Extracted records:
----
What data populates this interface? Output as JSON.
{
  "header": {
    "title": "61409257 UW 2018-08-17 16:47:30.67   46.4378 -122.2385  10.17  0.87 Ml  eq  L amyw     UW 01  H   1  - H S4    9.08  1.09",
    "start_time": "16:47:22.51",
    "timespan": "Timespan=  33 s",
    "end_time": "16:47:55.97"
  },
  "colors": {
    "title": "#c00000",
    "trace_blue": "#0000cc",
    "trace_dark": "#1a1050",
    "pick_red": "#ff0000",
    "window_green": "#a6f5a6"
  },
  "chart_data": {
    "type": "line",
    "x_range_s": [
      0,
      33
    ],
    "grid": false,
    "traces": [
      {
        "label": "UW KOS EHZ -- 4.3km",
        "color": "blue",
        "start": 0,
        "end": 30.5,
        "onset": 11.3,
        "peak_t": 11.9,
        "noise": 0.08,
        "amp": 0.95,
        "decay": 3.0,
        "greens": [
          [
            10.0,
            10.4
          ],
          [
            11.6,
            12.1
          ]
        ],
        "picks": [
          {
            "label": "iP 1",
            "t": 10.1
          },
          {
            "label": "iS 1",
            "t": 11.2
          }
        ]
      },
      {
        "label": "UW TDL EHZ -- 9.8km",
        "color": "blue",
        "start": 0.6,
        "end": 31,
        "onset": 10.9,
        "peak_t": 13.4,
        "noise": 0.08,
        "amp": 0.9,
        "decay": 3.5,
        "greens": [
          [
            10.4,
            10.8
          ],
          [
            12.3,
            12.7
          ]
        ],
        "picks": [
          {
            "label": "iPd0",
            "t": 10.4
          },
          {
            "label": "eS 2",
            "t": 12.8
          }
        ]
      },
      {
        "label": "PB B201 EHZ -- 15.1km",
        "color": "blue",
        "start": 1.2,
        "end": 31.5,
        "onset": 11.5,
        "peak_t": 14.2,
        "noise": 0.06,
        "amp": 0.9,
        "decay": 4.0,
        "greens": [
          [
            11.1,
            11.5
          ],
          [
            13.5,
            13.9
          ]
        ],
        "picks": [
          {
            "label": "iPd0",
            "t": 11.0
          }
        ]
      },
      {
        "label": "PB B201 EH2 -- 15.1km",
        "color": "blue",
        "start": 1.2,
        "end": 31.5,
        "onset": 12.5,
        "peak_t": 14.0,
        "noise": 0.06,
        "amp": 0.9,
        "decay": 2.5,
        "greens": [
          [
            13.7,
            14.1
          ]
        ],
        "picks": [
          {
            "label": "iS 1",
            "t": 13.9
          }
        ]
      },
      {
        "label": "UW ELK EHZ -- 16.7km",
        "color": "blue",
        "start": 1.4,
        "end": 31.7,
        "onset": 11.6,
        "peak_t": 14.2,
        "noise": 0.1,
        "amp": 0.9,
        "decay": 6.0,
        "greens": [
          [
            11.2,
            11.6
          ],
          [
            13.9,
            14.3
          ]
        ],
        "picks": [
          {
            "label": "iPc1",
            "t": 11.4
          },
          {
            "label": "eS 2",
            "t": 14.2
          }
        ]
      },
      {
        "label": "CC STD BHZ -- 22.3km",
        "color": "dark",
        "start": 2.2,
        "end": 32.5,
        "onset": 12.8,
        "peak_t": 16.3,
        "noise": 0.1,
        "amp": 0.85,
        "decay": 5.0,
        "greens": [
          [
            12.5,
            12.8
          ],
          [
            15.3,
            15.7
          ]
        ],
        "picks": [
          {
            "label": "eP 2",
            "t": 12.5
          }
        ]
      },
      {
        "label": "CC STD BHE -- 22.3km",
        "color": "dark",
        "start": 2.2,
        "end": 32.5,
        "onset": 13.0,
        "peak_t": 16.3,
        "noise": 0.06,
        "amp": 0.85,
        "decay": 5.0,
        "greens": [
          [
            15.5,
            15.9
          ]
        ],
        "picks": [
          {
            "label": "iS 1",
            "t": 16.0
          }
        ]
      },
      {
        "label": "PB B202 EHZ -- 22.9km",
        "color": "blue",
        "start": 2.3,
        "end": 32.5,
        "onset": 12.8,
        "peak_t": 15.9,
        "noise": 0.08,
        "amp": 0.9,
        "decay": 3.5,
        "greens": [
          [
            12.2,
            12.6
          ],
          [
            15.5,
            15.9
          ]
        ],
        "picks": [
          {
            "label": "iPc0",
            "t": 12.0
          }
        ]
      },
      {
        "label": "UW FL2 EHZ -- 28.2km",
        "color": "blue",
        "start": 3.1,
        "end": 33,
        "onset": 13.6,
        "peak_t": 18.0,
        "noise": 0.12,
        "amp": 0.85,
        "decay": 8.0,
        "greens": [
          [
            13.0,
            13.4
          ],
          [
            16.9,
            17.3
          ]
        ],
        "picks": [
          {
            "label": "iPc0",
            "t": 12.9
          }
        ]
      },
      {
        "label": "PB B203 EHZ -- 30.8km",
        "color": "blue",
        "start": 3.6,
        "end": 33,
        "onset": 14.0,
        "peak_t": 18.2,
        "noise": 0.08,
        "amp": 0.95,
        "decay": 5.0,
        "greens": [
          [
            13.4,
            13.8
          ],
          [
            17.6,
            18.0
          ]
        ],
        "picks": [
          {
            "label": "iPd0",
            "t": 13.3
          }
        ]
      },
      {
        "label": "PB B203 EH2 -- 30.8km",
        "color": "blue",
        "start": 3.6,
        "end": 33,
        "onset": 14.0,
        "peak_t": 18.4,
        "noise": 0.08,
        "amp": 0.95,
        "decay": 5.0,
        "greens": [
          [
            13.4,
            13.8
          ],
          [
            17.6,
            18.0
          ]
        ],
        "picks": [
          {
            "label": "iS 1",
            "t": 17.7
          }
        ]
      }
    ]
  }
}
----
• Stated problem: Extract each line of the material exactly as it stands.

• Response to this task:
What data populates this interface? Output as JSON.
{
  "header": {
    "title": "61409257 UW 2018-08-17 16:47:30.67   46.4378 -122.2385  10.17  0.87 Ml  eq  L amyw     UW 01  H   1  - H S4    9.08  1.09",
    "start_time": "16:47:22.51",
    "timespan": "Timespan=  33 s",
    "end_time": "16:47:55.97"
  },
  "colors": {
    "title": "#c00000",
    "trace_blue": "#0000cc",
    "trace_dark": "#1a1050",
    "pick_red": "#ff0000",
    "window_green": "#a6f5a6"
  },
  "chart_data": {
    "type": "line",
    "x_range_s": [
      0,
      33
    ],
    "grid": false,
    "traces": [
      {
        "label": "UW KOS EHZ -- 4.3km",
        "color": "blue",
        "start": 0,
        "end": 30.5,
        "onset": 11.3,
        "peak_t": 11.9,
        "noise": 0.08,
        "amp": 0.95,
        "decay": 3.0,
        "greens": [
          [
            10.0,
            10.4
          ],
          [
            11.6,
            12.1
          ]
        ],
        "picks": [
          {
            "label": "iP 1",
            "t": 10.1
          },
          {
            "label": "iS 1",
            "t": 11.2
          }
        ]
      },
      {
        "label": "UW TDL EHZ -- 9.8km",
        "color": "blue",
        "start": 0.6,
        "end": 31,
        "onset": 10.9,
        "peak_t": 13.4,
        "noise": 0.08,
        "amp": 0.9,
        "decay": 3.5,
        "greens": [
          [
            10.4,
            10.8
          ],
          [
            12.3,
            12.7
          ]
        ],
        "picks": [
          {
            "label": "iPd0",
            "t": 10.4
          },
          {
            "label": "eS 2",
            "t": 12.8
          }
        ]
      },
      {
        "label": "PB B201 EHZ -- 15.1km",
        "color": "blue",
        "start": 1.2,
        "end": 31.5,
        "onset": 11.5,
        "peak_t": 14.2,
        "noise": 0.06,
        "amp": 0.9,
        "decay": 4.0,
        "greens": [
          [
            11.1,
            11.5
          ],
          [
            13.5,
            13.9
          ]
        ],
        "picks": [
          {
            "label": "iPd0",
            "t": 11.0
          }
        ]
      },
      {
        "label": "PB B201 EH2 -- 15.1km",
        "color": "blue",
        "start": 1.2,
        "end": 31.5,
        "onset": 12.5,
        "peak_t": 14.0,
        "noise": 0.06,
        "amp": 0.9,
        "decay": 2.5,
        "greens": [
          [
            13.7,
            14.1
          ]
        ],
        "picks": [
          {
            "label": "iS 1",
            "t": 13.9
          }
        ]
      },
      {
        "label": "UW ELK EHZ -- 16.7km",
        "color": "blue",
        "start": 1.4,
        "end": 31.7,
        "onset": 11.6,
        "peak_t": 14.2,
        "noise": 0.1,
        "amp": 0.9,
        "decay": 6.0,
        "greens": [
          [
            11.2,
            11.6
          ],
          [
            13.9,
            14.3
          ]
        ],
        "picks": [
          {
            "label": "iPc1",
            "t": 11.4
          },
          {
            "label": "eS 2",
            "t": 14.2
          }
        ]
      },
      {
        "label": "CC STD BHZ -- 22.3km",
        "color": "dark",
        "start": 2.2,
        "end": 32.5,
        "onset": 12.8,
        "peak_t": 16.3,
        "noise": 0.1,
        "amp": 0.85,
        "decay": 5.0,
        "greens": [
          [
            12.5,
            12.8
          ],
          [
            15.3,
            15.7
          ]
        ],
        "picks": [
          {
            "label": "eP 2",
            "t": 12.5
          }
        ]
      },
      {
        "label": "CC STD BHE -- 22.3km",
        "color": "dark",
        "start": 2.2,
        "end": 32.5,
        "onset": 13.0,
        "peak_t": 16.3,
        "noise": 0.06,
        "amp": 0.85,
        "decay": 5.0,
        "greens": [
          [
            15.5,
            15.9
          ]
        ],
        "picks": [
          {
            "label": "iS 1",
            "t": 16.0
          }
        ]
      },
      {
        "label": "PB B202 EHZ -- 22.9km",
        "color": "blue",
        "start": 2.3,
        "end": 32.5,
        "onset": 12.8,
        "peak_t": 15.9,
        "noise": 0.08,
        "amp": 0.9,
        "decay": 3.5,
        "greens": [
          [
            12.2,
            12.6
          ],
          [
            15.5,
            15.9
          ]
        ],
        "picks": [
          {
            "label": "iPc0",
            "t": 12.0
          }
        ]
      },
      {
        "label": "UW FL2 EHZ -- 28.2km",
        "color": "blue",
        "start": 3.1,
        "end": 33,
        "onset": 13.6,
        "peak_t": 18.0,
        "noise": 0.12,
        "amp": 0.85,
        "decay": 8.0,
        "greens": [
          [
            13.0,
            13.4
          ],
          [
            16.9,
            17.3
          ]
        ],
        "picks": [
          {
            "label": "iPc0",
            "t": 12.9
          }
        ]
      },
      {
        "label": "PB B203 EHZ -- 30.8km",
        "color": "blue",
        "start": 3.6,
        "end": 33,
        "onset": 14.0,
        "peak_t": 18.2,
        "noise": 0.08,
        "amp": 0.95,
        "decay": 5.0,
        "greens": [
          [
            13.4,
            13.8
          ],
          [
            17.6,
            18.0
          ]
        ],
        "picks": [
          {
            "label": "iPd0",
            "t": 13.3
          }
        ]
      },
      {
        "label": "PB B203 EH2 -- 30.8km",
        "color": "blue",
        "start": 3.6,
        "end": 33,
        "onset": 14.0,
        "peak_t": 18.4,
        "noise": 0.08,
        "amp": 0.95,
        "decay": 5.0,
        "greens": [
          [
            13.4,
            13.8
          ],
          [
            17.6,
            18.0
          ]
        ],
        "picks": [
          {
            "label": "iS 1",
            "t": 17.7
          }
        ]
      }
    ]
  }
}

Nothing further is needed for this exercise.